**WHAT IS NEEDED**
Reproduce verbatim the part of the data below that opens with the line containing "- column-header-F[interactable]: F: [574, 193, 651, 214]" and closes with the line containing "- cell-C10[interactable]: rrashid: [343, 430, 420, 454]", including both of those lines.

[Element and region data]
--- Start ---
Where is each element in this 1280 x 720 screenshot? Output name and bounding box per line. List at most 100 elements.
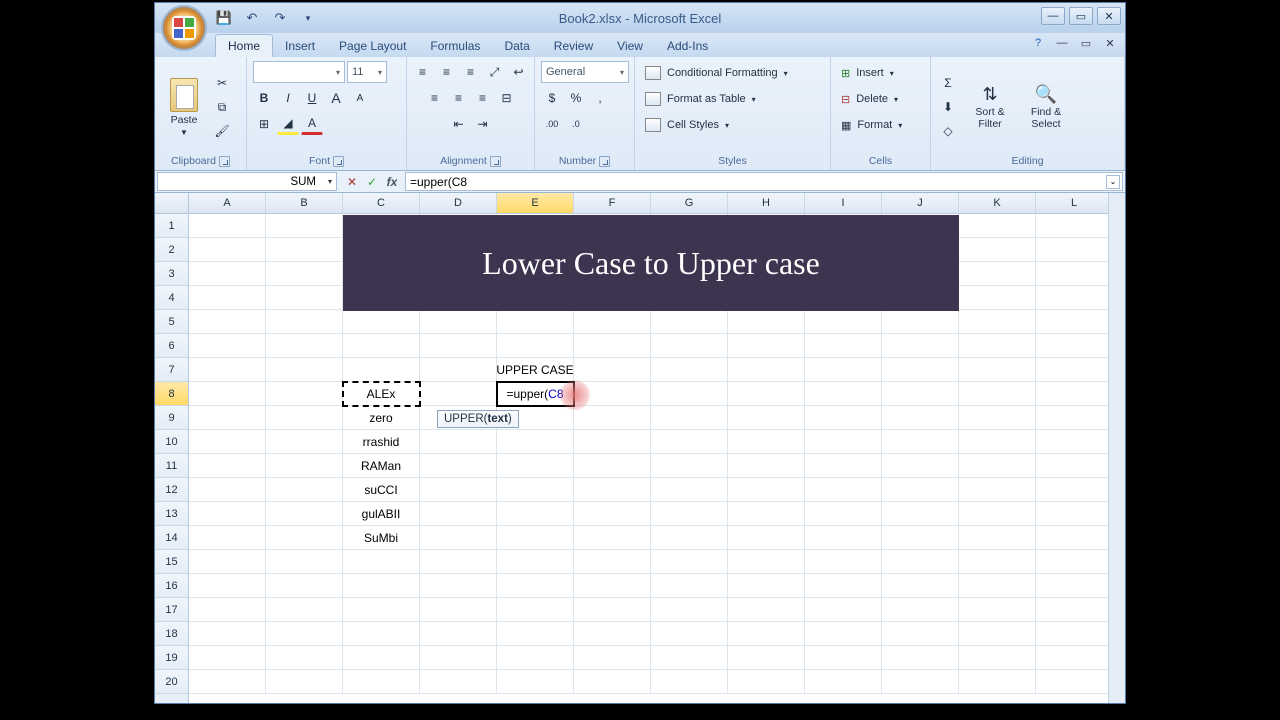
- column-header-F[interactable]: F: [574, 193, 651, 214]
- column-header-B[interactable]: B: [266, 193, 343, 214]
- align-left-icon[interactable]: ≡: [424, 87, 446, 109]
- cell-I16[interactable]: [805, 574, 882, 598]
- italic-button[interactable]: I: [277, 87, 299, 109]
- cell-C6[interactable]: [343, 334, 420, 358]
- cell-K17[interactable]: [959, 598, 1036, 622]
- cell-C20[interactable]: [343, 670, 420, 694]
- column-header-L[interactable]: L: [1036, 193, 1113, 214]
- cell-D12[interactable]: [420, 478, 497, 502]
- merge-center-icon[interactable]: ⊟: [496, 87, 518, 109]
- cell-B16[interactable]: [266, 574, 343, 598]
- cell-C7[interactable]: [343, 358, 420, 382]
- cell-E8[interactable]: =upper(C8: [497, 382, 574, 406]
- number-format-combo[interactable]: General: [541, 61, 629, 83]
- cell-H13[interactable]: [728, 502, 805, 526]
- cell-F17[interactable]: [574, 598, 651, 622]
- cell-H19[interactable]: [728, 646, 805, 670]
- format-as-table-button[interactable]: Format as Table▾: [641, 87, 824, 111]
- cell-I15[interactable]: [805, 550, 882, 574]
- cell-L18[interactable]: [1036, 622, 1113, 646]
- alignment-dialog-launcher[interactable]: [490, 156, 501, 167]
- column-header-E[interactable]: E: [497, 193, 574, 214]
- row-header-12[interactable]: 12: [155, 478, 188, 502]
- cell-K8[interactable]: [959, 382, 1036, 406]
- tab-review[interactable]: Review: [542, 35, 605, 57]
- cell-A11[interactable]: [189, 454, 266, 478]
- cell-J13[interactable]: [882, 502, 959, 526]
- cell-H7[interactable]: [728, 358, 805, 382]
- cell-D10[interactable]: [420, 430, 497, 454]
- cell-C10[interactable]: rrashid: [343, 430, 420, 454]
- underline-button[interactable]: U: [301, 87, 323, 109]
- column-header-I[interactable]: I: [805, 193, 882, 214]
- cell-L1[interactable]: [1036, 214, 1113, 238]
- cell-H18[interactable]: [728, 622, 805, 646]
- cell-A10[interactable]: [189, 430, 266, 454]
- cell-E12[interactable]: [497, 478, 574, 502]
- column-header-K[interactable]: K: [959, 193, 1036, 214]
- insert-cells-button[interactable]: ⊞Insert▾: [837, 61, 924, 85]
- cell-K12[interactable]: [959, 478, 1036, 502]
- cell-B14[interactable]: [266, 526, 343, 550]
- cell-L4[interactable]: [1036, 286, 1113, 310]
- cell-D7[interactable]: [420, 358, 497, 382]
- percent-button[interactable]: %: [565, 87, 587, 109]
- cell-H12[interactable]: [728, 478, 805, 502]
- cell-E7[interactable]: UPPER CASE: [497, 358, 574, 382]
- cell-I8[interactable]: [805, 382, 882, 406]
- cell-K10[interactable]: [959, 430, 1036, 454]
- workbook-minimize-button[interactable]: —: [1053, 35, 1071, 51]
- cell-F12[interactable]: [574, 478, 651, 502]
- formula-bar-expand-icon[interactable]: ⌄: [1106, 175, 1120, 189]
- cell-B3[interactable]: [266, 262, 343, 286]
- cell-E19[interactable]: [497, 646, 574, 670]
- row-header-1[interactable]: 1: [155, 214, 188, 238]
- cell-I19[interactable]: [805, 646, 882, 670]
- tab-data[interactable]: Data: [492, 35, 541, 57]
- cell-D8[interactable]: [420, 382, 497, 406]
- cell-K19[interactable]: [959, 646, 1036, 670]
- copy-icon[interactable]: ⧉: [211, 96, 233, 118]
- cell-L11[interactable]: [1036, 454, 1113, 478]
- cell-B2[interactable]: [266, 238, 343, 262]
- column-header-C[interactable]: C: [343, 193, 420, 214]
- column-header-J[interactable]: J: [882, 193, 959, 214]
- close-button[interactable]: ✕: [1097, 7, 1121, 25]
- cell-I6[interactable]: [805, 334, 882, 358]
- cell-A8[interactable]: [189, 382, 266, 406]
- cell-C14[interactable]: SuMbi: [343, 526, 420, 550]
- cell-D5[interactable]: [420, 310, 497, 334]
- cell-L20[interactable]: [1036, 670, 1113, 694]
- row-header-8[interactable]: 8: [155, 382, 188, 406]
- decrease-decimal-button[interactable]: .0: [565, 113, 587, 135]
- cell-K14[interactable]: [959, 526, 1036, 550]
- worksheet-grid[interactable]: 1234567891011121314151617181920 ABCDEFGH…: [155, 193, 1125, 703]
- cell-E13[interactable]: [497, 502, 574, 526]
- orientation-icon[interactable]: ⤢: [484, 61, 506, 83]
- cell-J6[interactable]: [882, 334, 959, 358]
- currency-button[interactable]: $: [541, 87, 563, 109]
- cell-G9[interactable]: [651, 406, 728, 430]
- cell-D18[interactable]: [420, 622, 497, 646]
- fill-color-button[interactable]: ◢: [277, 113, 299, 135]
- fill-button[interactable]: ⬇: [937, 96, 959, 118]
- cell-J15[interactable]: [882, 550, 959, 574]
- format-painter-icon[interactable]: 🖌: [211, 120, 233, 142]
- cell-B8[interactable]: [266, 382, 343, 406]
- cell-C5[interactable]: [343, 310, 420, 334]
- cell-F16[interactable]: [574, 574, 651, 598]
- row-header-4[interactable]: 4: [155, 286, 188, 310]
- save-icon[interactable]: 💾: [213, 7, 235, 29]
- cell-G14[interactable]: [651, 526, 728, 550]
- delete-cells-button[interactable]: ⊟Delete▾: [837, 87, 924, 111]
- cell-F10[interactable]: [574, 430, 651, 454]
- row-header-3[interactable]: 3: [155, 262, 188, 286]
- qat-customize-icon[interactable]: ▾: [297, 7, 319, 29]
- font-name-combo[interactable]: [253, 61, 345, 83]
- border-button[interactable]: ⊞: [253, 113, 275, 135]
- workbook-restore-button[interactable]: ▭: [1077, 35, 1095, 51]
- cell-styles-button[interactable]: Cell Styles▾: [641, 113, 824, 137]
- cell-D14[interactable]: [420, 526, 497, 550]
- cell-L2[interactable]: [1036, 238, 1113, 262]
- row-header-20[interactable]: 20: [155, 670, 188, 694]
--- End ---
**WRITTEN ANSWER**
- column-header-F[interactable]: F: [574, 193, 651, 214]
- column-header-B[interactable]: B: [266, 193, 343, 214]
- align-left-icon[interactable]: ≡: [424, 87, 446, 109]
- cell-I16[interactable]: [805, 574, 882, 598]
- italic-button[interactable]: I: [277, 87, 299, 109]
- cell-C6[interactable]: [343, 334, 420, 358]
- cell-K17[interactable]: [959, 598, 1036, 622]
- cell-C20[interactable]: [343, 670, 420, 694]
- column-header-L[interactable]: L: [1036, 193, 1113, 214]
- cell-D12[interactable]: [420, 478, 497, 502]
- merge-center-icon[interactable]: ⊟: [496, 87, 518, 109]
- cell-B16[interactable]: [266, 574, 343, 598]
- cell-C7[interactable]: [343, 358, 420, 382]
- cell-E8[interactable]: =upper(C8: [497, 382, 574, 406]
- number-format-combo[interactable]: General: [541, 61, 629, 83]
- cell-H13[interactable]: [728, 502, 805, 526]
- cell-F17[interactable]: [574, 598, 651, 622]
- cell-H19[interactable]: [728, 646, 805, 670]
- format-as-table-button[interactable]: Format as Table▾: [641, 87, 824, 111]
- cell-I15[interactable]: [805, 550, 882, 574]
- cell-L18[interactable]: [1036, 622, 1113, 646]
- alignment-dialog-launcher[interactable]: [490, 156, 501, 167]
- column-header-E[interactable]: E: [497, 193, 574, 214]
- row-header-12[interactable]: 12: [155, 478, 188, 502]
- cell-K8[interactable]: [959, 382, 1036, 406]
- tab-review[interactable]: Review: [542, 35, 605, 57]
- cell-A11[interactable]: [189, 454, 266, 478]
- cell-J13[interactable]: [882, 502, 959, 526]
- cell-H7[interactable]: [728, 358, 805, 382]
- cell-D10[interactable]: [420, 430, 497, 454]
- cell-C10[interactable]: rrashid: [343, 430, 420, 454]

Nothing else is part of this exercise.